Identify each line containing the word "вывода" and copy it.

Dataset items:
[Begin]
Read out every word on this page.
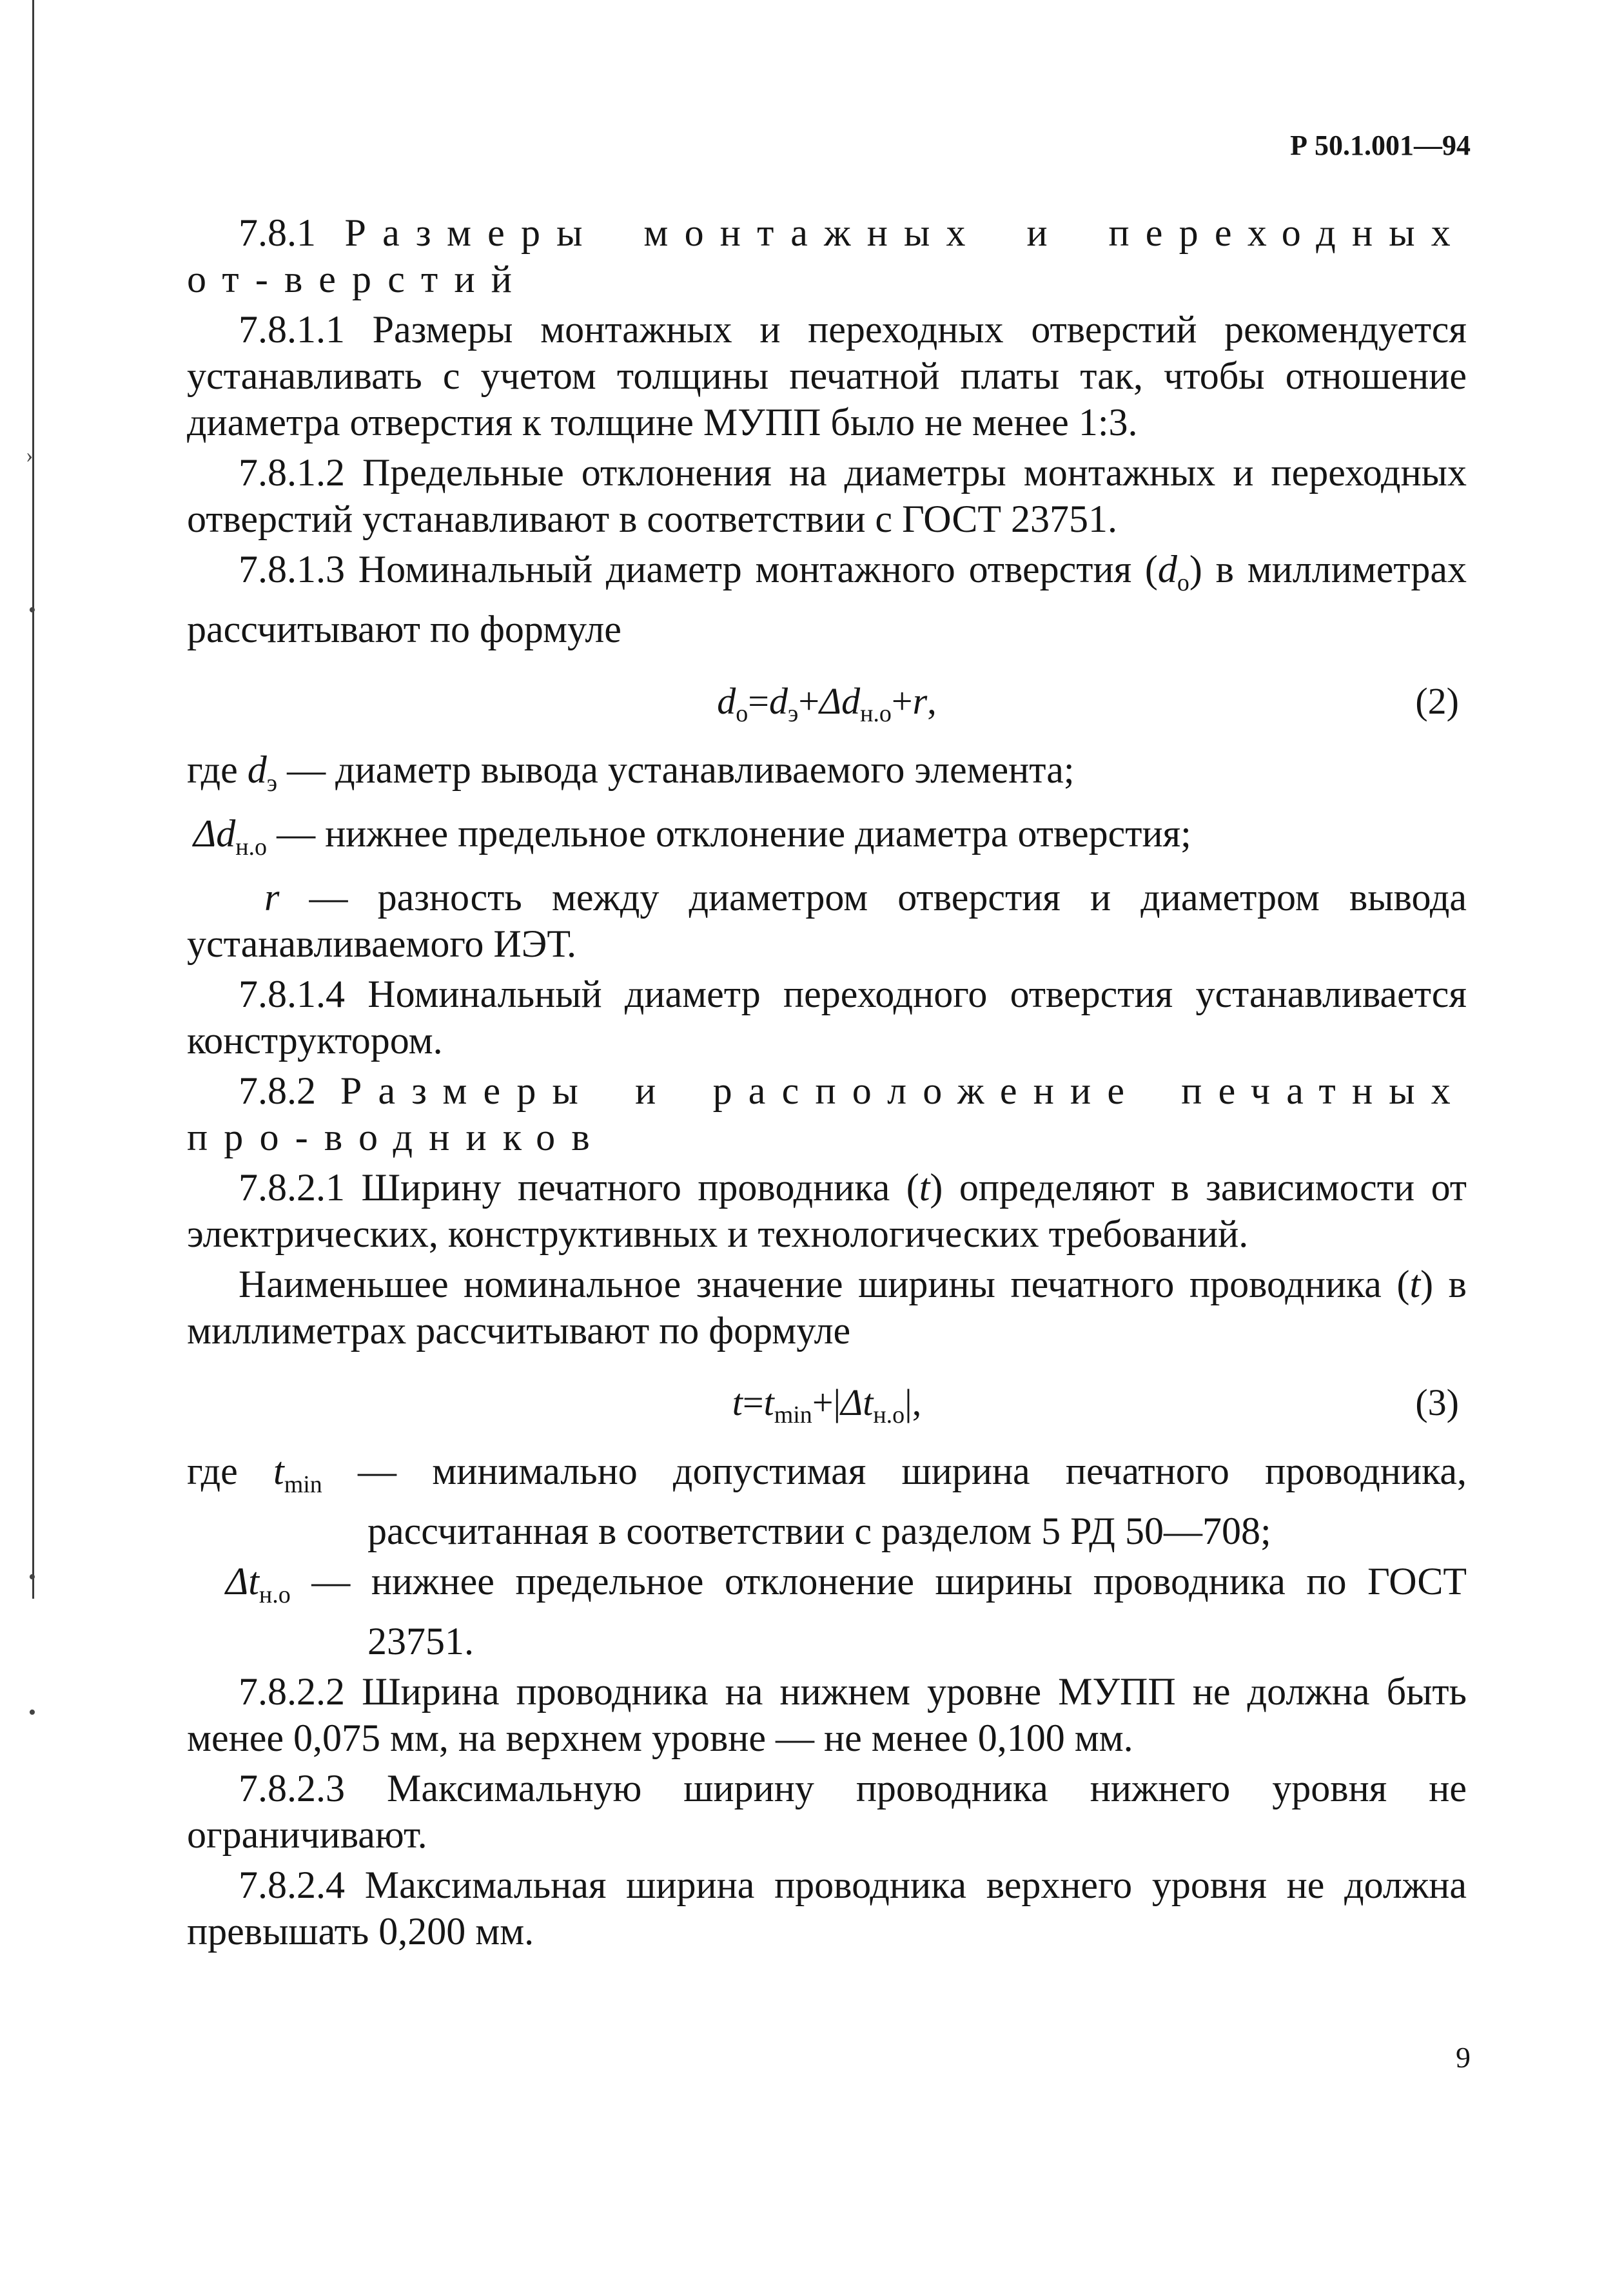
›
•
•
•
Р 50.1.001—94

7.8.1 Размеры монтажных и переходных от-верстий

7.8.1.1 Размеры монтажных и переходных отверстий рекомендуется устанавливать с учетом толщины печатной платы так, чтобы отношение диаметра отверстия к толщине МУПП было не менее 1:3.

7.8.1.2 Предельные отклонения на диаметры монтажных и переходных отверстий устанавливают в соответствии с ГОСТ 23751.

7.8.1.3 Номинальный диаметр монтажного отверстия $(d_o)$ в миллиметрах рассчитывают по формуле

$d_o=d_э+\Delta d_{н.о}+r$,	(2)

где $d_э$ — диаметр вывода устанавливаемого элемента;

$\Delta d_{н.о}$ — нижнее предельное отклонение диаметра отверстия;

r — разность между диаметром отверстия и диаметром вывода устанавливаемого ИЭТ.

7.8.1.4 Номинальный диаметр переходного отверстия устанавливается конструктором.

7.8.2 Размеры и расположение печатных про-водников

7.8.2.1 Ширину печатного проводника (t) определяют в зависимости от электрических, конструктивных и технологических требований.

Наименьшее номинальное значение ширины печатного проводника (t) в миллиметрах рассчитывают по формуле

$t=t_{min}+|\Delta t_{н.о}|$,	(3)

где $t_{min}$ — минимально допустимая ширина печатного проводника, рассчитанная в соответствии с разделом 5 РД 50—708;

$\Delta t_{н.о}$ — нижнее предельное отклонение ширины проводника по ГОСТ 23751.

7.8.2.2 Ширина проводника на нижнем уровне МУПП не должна быть менее 0,075 мм, на верхнем уровне — не менее 0,100 мм.

7.8.2.3 Максимальную ширину проводника нижнего уровня не ограничивают.

7.8.2.4 Максимальная ширина проводника верхнего уровня не должна превышать 0,200 мм.

9
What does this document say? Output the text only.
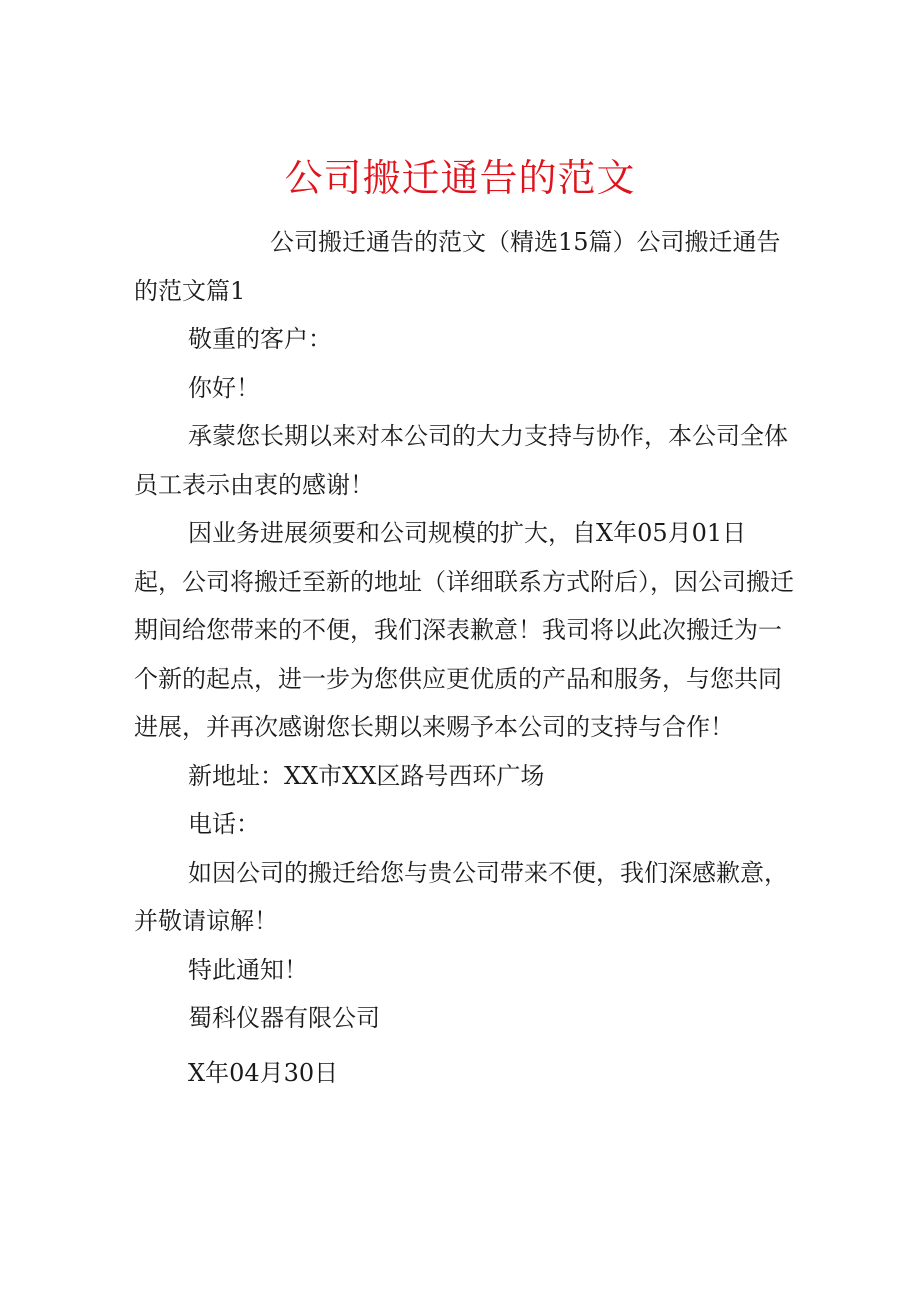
公司搬迁通告的范文

公司搬迁通告的范文（精选15篇）公司搬迁通告的范文篇1

敬重的客户：

你好！

承蒙您长期以来对本公司的大力支持与协作，本公司全体员工表示由衷的感谢！

因业务进展须要和公司规模的扩大，自X年05月01日起，公司将搬迁至新的地址（详细联系方式附后），因公司搬迁期间给您带来的不便，我们深表歉意！我司将以此次搬迁为一个新的起点，进一步为您供应更优质的产品和服务，与您共同进展，并再次感谢您长期以来赐予本公司的支持与合作！

新地址：XX市XX区路号西环广场

电话：

如因公司的搬迁给您与贵公司带来不便，我们深感歉意，并敬请谅解！

特此通知！

蜀科仪器有限公司

X年04月30日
[End]
Solution for this exercise
где $d_э$ — диаметр вывода устанавливаемого элемента;
r — разность между диаметром отверстия и диаметром вывода устанавливаемого ИЭТ.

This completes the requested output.